[Collected data entries]
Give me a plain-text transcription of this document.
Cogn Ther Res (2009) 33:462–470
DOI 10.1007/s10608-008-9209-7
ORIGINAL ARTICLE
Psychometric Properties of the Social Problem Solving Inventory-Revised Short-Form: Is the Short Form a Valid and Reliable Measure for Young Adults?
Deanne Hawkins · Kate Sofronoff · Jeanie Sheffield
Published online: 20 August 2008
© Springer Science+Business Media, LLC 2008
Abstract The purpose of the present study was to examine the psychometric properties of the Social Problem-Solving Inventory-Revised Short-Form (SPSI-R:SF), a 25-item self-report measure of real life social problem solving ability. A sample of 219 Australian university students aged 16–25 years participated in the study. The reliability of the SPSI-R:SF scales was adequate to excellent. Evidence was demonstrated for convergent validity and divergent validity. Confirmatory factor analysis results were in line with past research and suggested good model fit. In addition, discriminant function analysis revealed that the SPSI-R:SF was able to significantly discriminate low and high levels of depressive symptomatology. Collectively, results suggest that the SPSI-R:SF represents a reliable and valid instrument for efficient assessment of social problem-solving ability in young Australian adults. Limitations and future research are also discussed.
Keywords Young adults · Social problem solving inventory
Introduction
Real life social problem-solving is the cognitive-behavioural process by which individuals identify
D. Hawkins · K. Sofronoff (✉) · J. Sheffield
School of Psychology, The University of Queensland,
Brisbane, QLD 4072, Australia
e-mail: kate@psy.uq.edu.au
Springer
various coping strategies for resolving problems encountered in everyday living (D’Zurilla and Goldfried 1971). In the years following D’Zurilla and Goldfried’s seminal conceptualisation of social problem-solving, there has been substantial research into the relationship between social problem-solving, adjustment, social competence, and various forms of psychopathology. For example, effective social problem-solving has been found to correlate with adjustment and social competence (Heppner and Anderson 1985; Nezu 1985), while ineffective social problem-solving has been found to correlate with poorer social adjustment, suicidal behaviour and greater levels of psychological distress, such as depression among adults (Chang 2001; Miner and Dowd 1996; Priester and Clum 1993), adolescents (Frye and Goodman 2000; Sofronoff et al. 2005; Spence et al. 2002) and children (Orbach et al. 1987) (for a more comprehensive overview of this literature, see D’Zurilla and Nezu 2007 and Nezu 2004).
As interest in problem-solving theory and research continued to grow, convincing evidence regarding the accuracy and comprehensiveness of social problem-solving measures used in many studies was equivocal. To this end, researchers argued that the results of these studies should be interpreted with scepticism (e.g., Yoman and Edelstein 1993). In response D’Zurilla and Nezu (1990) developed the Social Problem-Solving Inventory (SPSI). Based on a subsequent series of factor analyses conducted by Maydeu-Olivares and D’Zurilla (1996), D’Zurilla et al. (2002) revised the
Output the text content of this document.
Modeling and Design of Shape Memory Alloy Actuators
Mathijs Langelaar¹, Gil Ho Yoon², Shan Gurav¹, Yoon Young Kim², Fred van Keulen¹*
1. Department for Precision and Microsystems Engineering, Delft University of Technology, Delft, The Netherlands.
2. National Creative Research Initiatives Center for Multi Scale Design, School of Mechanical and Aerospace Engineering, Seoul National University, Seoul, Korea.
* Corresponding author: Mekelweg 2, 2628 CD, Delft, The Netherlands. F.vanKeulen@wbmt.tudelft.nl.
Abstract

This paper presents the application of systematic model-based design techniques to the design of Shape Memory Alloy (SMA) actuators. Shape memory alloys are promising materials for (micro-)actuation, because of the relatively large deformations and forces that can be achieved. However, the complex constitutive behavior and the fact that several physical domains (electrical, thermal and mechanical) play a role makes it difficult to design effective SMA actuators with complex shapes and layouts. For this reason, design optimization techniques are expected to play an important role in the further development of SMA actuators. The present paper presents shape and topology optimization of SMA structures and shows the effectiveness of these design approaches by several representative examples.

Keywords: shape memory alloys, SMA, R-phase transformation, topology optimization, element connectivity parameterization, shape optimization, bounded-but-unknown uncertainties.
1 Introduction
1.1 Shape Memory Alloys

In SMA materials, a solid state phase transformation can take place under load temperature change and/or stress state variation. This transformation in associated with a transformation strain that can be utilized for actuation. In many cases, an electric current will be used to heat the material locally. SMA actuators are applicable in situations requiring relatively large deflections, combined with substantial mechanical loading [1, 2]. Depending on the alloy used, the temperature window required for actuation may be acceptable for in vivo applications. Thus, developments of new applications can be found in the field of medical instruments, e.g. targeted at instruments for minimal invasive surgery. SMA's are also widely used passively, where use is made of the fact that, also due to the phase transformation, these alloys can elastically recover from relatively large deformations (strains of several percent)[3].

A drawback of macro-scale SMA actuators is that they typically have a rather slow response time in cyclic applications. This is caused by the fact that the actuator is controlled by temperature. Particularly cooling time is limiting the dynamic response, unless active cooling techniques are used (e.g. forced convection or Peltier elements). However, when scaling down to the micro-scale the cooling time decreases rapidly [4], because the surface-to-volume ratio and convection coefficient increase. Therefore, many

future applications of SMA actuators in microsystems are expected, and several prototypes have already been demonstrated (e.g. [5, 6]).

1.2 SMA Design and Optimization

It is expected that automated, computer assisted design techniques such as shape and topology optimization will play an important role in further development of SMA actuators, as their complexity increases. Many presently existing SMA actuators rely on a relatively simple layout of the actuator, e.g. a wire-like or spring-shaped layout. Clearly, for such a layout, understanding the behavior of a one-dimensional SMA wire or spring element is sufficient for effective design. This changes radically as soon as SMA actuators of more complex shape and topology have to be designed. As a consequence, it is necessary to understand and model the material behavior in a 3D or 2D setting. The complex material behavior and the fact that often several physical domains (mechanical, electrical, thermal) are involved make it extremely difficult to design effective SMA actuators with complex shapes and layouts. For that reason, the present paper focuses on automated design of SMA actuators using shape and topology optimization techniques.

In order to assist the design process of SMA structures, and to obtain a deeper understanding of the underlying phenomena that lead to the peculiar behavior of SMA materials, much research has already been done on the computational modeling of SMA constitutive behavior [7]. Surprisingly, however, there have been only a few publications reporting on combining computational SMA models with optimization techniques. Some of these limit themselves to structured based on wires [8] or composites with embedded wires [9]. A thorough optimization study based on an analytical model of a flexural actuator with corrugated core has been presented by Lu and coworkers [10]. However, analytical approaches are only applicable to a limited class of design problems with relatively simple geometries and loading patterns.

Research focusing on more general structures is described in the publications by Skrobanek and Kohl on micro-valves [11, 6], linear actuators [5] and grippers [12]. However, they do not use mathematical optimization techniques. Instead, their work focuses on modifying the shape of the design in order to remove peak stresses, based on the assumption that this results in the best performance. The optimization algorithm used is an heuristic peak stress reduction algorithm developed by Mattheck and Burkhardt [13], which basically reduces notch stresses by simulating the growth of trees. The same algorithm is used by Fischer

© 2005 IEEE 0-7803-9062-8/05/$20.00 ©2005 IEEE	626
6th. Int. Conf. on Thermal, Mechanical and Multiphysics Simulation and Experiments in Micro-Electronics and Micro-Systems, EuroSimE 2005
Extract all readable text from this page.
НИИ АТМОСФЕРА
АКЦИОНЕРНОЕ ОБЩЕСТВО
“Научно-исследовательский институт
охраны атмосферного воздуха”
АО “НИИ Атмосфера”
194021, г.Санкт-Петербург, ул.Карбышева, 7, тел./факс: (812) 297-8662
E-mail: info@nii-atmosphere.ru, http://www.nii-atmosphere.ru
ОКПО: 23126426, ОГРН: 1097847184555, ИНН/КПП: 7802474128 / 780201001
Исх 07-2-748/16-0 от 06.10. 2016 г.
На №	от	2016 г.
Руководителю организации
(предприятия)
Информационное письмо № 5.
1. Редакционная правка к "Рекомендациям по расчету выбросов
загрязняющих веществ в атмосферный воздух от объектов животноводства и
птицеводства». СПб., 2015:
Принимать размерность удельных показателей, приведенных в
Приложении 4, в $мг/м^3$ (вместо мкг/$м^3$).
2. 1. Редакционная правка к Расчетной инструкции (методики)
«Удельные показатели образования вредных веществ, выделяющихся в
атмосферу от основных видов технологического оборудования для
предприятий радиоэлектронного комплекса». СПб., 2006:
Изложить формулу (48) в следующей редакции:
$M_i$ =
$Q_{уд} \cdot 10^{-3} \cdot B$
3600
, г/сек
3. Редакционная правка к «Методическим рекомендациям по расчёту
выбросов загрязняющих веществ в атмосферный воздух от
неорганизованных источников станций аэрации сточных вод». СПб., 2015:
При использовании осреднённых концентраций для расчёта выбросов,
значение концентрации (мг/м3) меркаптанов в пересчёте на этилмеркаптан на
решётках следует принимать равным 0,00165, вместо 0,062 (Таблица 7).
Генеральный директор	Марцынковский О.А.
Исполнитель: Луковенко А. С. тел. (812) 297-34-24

● TASK
Gather and return every line that holds the string "domains".

● TASK ANSWER
This paper presents the application of systematic model-based design techniques to the design of Shape Memory Alloy (SMA) actuators. Shape memory alloys are promising materials for (micro-)actuation, because of the relatively large deformations and forces that can be achieved. However, the complex constitutive behavior and the fact that several physical domains (electrical, thermal and mechanical) play a role makes it difficult to design effective SMA actuators with complex shapes and layouts. For this reason, design optimization techniques are expected to play an important role in the further development of SMA actuators. The present paper presents shape and topology optimization of SMA structures and shows the effectiveness of these design approaches by several representative examples.
It is expected that automated, computer assisted design techniques such as shape and topology optimization will play an important role in further development of SMA actuators, as their complexity increases. Many presently existing SMA actuators rely on a relatively simple layout of the actuator, e.g. a wire-like or spring-shaped layout. Clearly, for such a layout, understanding the behavior of a one-dimensional SMA wire or spring element is sufficient for effective design. This changes radically as soon as SMA actuators of more complex shape and topology have to be designed. As a consequence, it is necessary to understand and model the material behavior in a 3D or 2D setting. The complex material behavior and the fact that often several physical domains (mechanical, electrical, thermal) are involved make it extremely difficult to design effective SMA actuators with complex shapes and layouts. For that reason, the present paper focuses on automated design of SMA actuators using shape and topology optimization techniques.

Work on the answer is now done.